Copy the data below, switching every "Höhe" to "Height" and leaving everything else unchanged.
----- Raw data
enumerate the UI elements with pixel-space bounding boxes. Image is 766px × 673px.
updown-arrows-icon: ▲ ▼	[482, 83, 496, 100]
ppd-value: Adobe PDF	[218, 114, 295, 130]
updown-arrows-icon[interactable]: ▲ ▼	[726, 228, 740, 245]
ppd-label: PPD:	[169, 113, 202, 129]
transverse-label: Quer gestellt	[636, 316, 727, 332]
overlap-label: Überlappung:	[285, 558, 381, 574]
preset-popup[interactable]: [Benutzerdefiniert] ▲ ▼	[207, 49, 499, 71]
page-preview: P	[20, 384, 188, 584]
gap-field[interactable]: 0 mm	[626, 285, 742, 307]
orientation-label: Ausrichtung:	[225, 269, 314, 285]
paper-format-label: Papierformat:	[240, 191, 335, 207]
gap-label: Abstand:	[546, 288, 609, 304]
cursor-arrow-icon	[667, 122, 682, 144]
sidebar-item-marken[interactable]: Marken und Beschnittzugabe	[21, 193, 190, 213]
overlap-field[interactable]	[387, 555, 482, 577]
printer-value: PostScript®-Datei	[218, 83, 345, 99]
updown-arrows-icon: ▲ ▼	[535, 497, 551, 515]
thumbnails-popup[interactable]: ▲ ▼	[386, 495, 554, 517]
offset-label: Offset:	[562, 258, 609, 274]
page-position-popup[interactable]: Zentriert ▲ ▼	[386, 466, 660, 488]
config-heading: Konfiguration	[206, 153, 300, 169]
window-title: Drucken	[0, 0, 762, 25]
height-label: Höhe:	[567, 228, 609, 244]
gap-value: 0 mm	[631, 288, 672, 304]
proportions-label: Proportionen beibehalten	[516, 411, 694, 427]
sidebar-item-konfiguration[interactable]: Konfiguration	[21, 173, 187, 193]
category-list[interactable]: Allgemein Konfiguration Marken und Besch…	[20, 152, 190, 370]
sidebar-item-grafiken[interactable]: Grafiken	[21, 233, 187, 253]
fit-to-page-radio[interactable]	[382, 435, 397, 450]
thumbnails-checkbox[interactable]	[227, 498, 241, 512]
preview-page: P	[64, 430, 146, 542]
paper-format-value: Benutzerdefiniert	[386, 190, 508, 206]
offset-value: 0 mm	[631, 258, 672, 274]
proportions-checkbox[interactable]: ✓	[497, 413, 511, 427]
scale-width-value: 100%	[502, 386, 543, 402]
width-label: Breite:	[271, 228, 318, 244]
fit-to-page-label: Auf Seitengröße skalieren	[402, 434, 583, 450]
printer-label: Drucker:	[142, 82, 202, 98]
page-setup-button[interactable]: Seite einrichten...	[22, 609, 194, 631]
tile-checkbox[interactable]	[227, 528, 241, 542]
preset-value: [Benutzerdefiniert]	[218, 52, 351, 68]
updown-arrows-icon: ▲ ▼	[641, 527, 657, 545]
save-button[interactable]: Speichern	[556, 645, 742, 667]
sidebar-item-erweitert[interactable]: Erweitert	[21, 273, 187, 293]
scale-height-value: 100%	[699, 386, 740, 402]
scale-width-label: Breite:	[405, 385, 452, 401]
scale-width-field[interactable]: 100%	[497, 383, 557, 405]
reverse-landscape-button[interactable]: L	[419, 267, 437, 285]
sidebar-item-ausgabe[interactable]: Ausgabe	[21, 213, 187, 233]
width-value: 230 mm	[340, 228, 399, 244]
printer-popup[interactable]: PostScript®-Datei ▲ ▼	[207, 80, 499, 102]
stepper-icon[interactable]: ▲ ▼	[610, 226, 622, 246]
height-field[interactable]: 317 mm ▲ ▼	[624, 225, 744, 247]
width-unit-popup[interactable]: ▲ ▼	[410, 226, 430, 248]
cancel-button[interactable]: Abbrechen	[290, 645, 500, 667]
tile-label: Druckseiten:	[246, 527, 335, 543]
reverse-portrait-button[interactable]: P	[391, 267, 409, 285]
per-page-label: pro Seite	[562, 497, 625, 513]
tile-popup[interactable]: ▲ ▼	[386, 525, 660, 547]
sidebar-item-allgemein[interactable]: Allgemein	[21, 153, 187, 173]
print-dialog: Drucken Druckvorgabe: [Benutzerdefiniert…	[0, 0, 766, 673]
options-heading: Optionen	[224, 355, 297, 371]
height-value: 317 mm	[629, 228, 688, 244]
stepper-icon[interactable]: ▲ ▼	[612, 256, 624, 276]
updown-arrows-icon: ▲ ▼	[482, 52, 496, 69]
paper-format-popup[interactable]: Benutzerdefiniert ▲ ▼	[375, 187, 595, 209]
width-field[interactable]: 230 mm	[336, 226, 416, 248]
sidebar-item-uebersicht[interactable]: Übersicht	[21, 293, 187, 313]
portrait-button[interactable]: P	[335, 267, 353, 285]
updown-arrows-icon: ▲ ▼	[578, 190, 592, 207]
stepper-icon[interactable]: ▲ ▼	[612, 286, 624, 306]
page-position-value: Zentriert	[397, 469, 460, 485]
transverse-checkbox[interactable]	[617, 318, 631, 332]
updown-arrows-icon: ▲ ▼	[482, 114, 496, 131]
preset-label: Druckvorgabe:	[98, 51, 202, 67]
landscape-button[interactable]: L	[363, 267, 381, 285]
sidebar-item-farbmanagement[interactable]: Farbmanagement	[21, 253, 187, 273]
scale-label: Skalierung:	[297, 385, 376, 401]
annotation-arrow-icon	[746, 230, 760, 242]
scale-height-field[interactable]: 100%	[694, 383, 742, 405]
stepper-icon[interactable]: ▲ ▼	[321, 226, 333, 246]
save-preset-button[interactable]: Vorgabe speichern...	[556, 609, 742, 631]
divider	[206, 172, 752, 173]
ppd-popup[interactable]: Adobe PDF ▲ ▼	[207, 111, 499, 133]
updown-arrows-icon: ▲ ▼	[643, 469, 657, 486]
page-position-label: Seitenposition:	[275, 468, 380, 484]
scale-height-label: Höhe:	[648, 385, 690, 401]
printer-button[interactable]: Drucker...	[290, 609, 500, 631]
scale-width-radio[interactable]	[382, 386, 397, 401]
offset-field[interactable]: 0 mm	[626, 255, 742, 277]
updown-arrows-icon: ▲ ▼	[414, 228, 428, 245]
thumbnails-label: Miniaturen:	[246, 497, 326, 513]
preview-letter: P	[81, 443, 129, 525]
----------
▸ The solution
enumerate the UI elements with pixel-space bounding boxes. Image is 766px × 673px.
updown-arrows-icon: ▲ ▼	[482, 83, 496, 100]
ppd-value: Adobe PDF	[218, 114, 295, 130]
updown-arrows-icon[interactable]: ▲ ▼	[726, 228, 740, 245]
ppd-label: PPD:	[169, 113, 202, 129]
transverse-label: Quer gestellt	[636, 316, 727, 332]
overlap-label: Überlappung:	[285, 558, 381, 574]
preset-popup[interactable]: [Benutzerdefiniert] ▲ ▼	[207, 49, 499, 71]
page-preview: P	[20, 384, 188, 584]
gap-field[interactable]: 0 mm	[626, 285, 742, 307]
orientation-label: Ausrichtung:	[225, 269, 314, 285]
paper-format-label: Papierformat:	[240, 191, 335, 207]
gap-label: Abstand:	[546, 288, 609, 304]
cursor-arrow-icon	[667, 122, 682, 144]
sidebar-item-marken[interactable]: Marken und Beschnittzugabe	[21, 193, 190, 213]
overlap-field[interactable]	[387, 555, 482, 577]
printer-value: PostScript®-Datei	[218, 83, 345, 99]
updown-arrows-icon: ▲ ▼	[535, 497, 551, 515]
thumbnails-popup[interactable]: ▲ ▼	[386, 495, 554, 517]
offset-label: Offset:	[562, 258, 609, 274]
page-position-popup[interactable]: Zentriert ▲ ▼	[386, 466, 660, 488]
config-heading: Konfiguration	[206, 153, 300, 169]
window-title: Drucken	[0, 0, 762, 25]
height-label: Height:	[567, 228, 609, 244]
gap-value: 0 mm	[631, 288, 672, 304]
proportions-label: Proportionen beibehalten	[516, 411, 694, 427]
sidebar-item-konfiguration[interactable]: Konfiguration	[21, 173, 187, 193]
category-list[interactable]: Allgemein Konfiguration Marken und Besch…	[20, 152, 190, 370]
sidebar-item-grafiken[interactable]: Grafiken	[21, 233, 187, 253]
fit-to-page-radio[interactable]	[382, 435, 397, 450]
thumbnails-checkbox[interactable]	[227, 498, 241, 512]
preview-page: P	[64, 430, 146, 542]
paper-format-value: Benutzerdefiniert	[386, 190, 508, 206]
offset-value: 0 mm	[631, 258, 672, 274]
proportions-checkbox[interactable]: ✓	[497, 413, 511, 427]
scale-width-value: 100%	[502, 386, 543, 402]
width-label: Breite:	[271, 228, 318, 244]
fit-to-page-label: Auf Seitengröße skalieren	[402, 434, 583, 450]
printer-label: Drucker:	[142, 82, 202, 98]
page-setup-button[interactable]: Seite einrichten...	[22, 609, 194, 631]
tile-checkbox[interactable]	[227, 528, 241, 542]
preset-value: [Benutzerdefiniert]	[218, 52, 351, 68]
updown-arrows-icon: ▲ ▼	[641, 527, 657, 545]
save-button[interactable]: Speichern	[556, 645, 742, 667]
sidebar-item-erweitert[interactable]: Erweitert	[21, 273, 187, 293]
scale-height-value: 100%	[699, 386, 740, 402]
scale-width-label: Breite:	[405, 385, 452, 401]
scale-width-field[interactable]: 100%	[497, 383, 557, 405]
reverse-landscape-button[interactable]: L	[419, 267, 437, 285]
sidebar-item-ausgabe[interactable]: Ausgabe	[21, 213, 187, 233]
width-value: 230 mm	[340, 228, 399, 244]
printer-popup[interactable]: PostScript®-Datei ▲ ▼	[207, 80, 499, 102]
stepper-icon[interactable]: ▲ ▼	[610, 226, 622, 246]
height-field[interactable]: 317 mm ▲ ▼	[624, 225, 744, 247]
width-unit-popup[interactable]: ▲ ▼	[410, 226, 430, 248]
cancel-button[interactable]: Abbrechen	[290, 645, 500, 667]
tile-label: Druckseiten:	[246, 527, 335, 543]
reverse-portrait-button[interactable]: P	[391, 267, 409, 285]
per-page-label: pro Seite	[562, 497, 625, 513]
tile-popup[interactable]: ▲ ▼	[386, 525, 660, 547]
sidebar-item-allgemein[interactable]: Allgemein	[21, 153, 187, 173]
print-dialog: Drucken Druckvorgabe: [Benutzerdefiniert…	[0, 0, 766, 673]
options-heading: Optionen	[224, 355, 297, 371]
height-value: 317 mm	[629, 228, 688, 244]
stepper-icon[interactable]: ▲ ▼	[612, 256, 624, 276]
updown-arrows-icon: ▲ ▼	[482, 52, 496, 69]
paper-format-popup[interactable]: Benutzerdefiniert ▲ ▼	[375, 187, 595, 209]
width-field[interactable]: 230 mm	[336, 226, 416, 248]
sidebar-item-uebersicht[interactable]: Übersicht	[21, 293, 187, 313]
portrait-button[interactable]: P	[335, 267, 353, 285]
updown-arrows-icon: ▲ ▼	[578, 190, 592, 207]
stepper-icon[interactable]: ▲ ▼	[612, 286, 624, 306]
page-position-value: Zentriert	[397, 469, 460, 485]
transverse-checkbox[interactable]	[617, 318, 631, 332]
updown-arrows-icon: ▲ ▼	[482, 114, 496, 131]
preset-label: Druckvorgabe:	[98, 51, 202, 67]
landscape-button[interactable]: L	[363, 267, 381, 285]
sidebar-item-farbmanagement[interactable]: Farbmanagement	[21, 253, 187, 273]
scale-label: Skalierung:	[297, 385, 376, 401]
annotation-arrow-icon	[746, 230, 760, 242]
scale-height-field[interactable]: 100%	[694, 383, 742, 405]
stepper-icon[interactable]: ▲ ▼	[321, 226, 333, 246]
save-preset-button[interactable]: Vorgabe speichern...	[556, 609, 742, 631]
divider	[206, 172, 752, 173]
ppd-popup[interactable]: Adobe PDF ▲ ▼	[207, 111, 499, 133]
updown-arrows-icon: ▲ ▼	[643, 469, 657, 486]
page-position-label: Seitenposition:	[275, 468, 380, 484]
scale-height-label: Height:	[648, 385, 690, 401]
printer-button[interactable]: Drucker...	[290, 609, 500, 631]
scale-width-radio[interactable]	[382, 386, 397, 401]
offset-field[interactable]: 0 mm	[626, 255, 742, 277]
updown-arrows-icon: ▲ ▼	[414, 228, 428, 245]
thumbnails-label: Miniaturen:	[246, 497, 326, 513]
preview-letter: P	[81, 443, 129, 525]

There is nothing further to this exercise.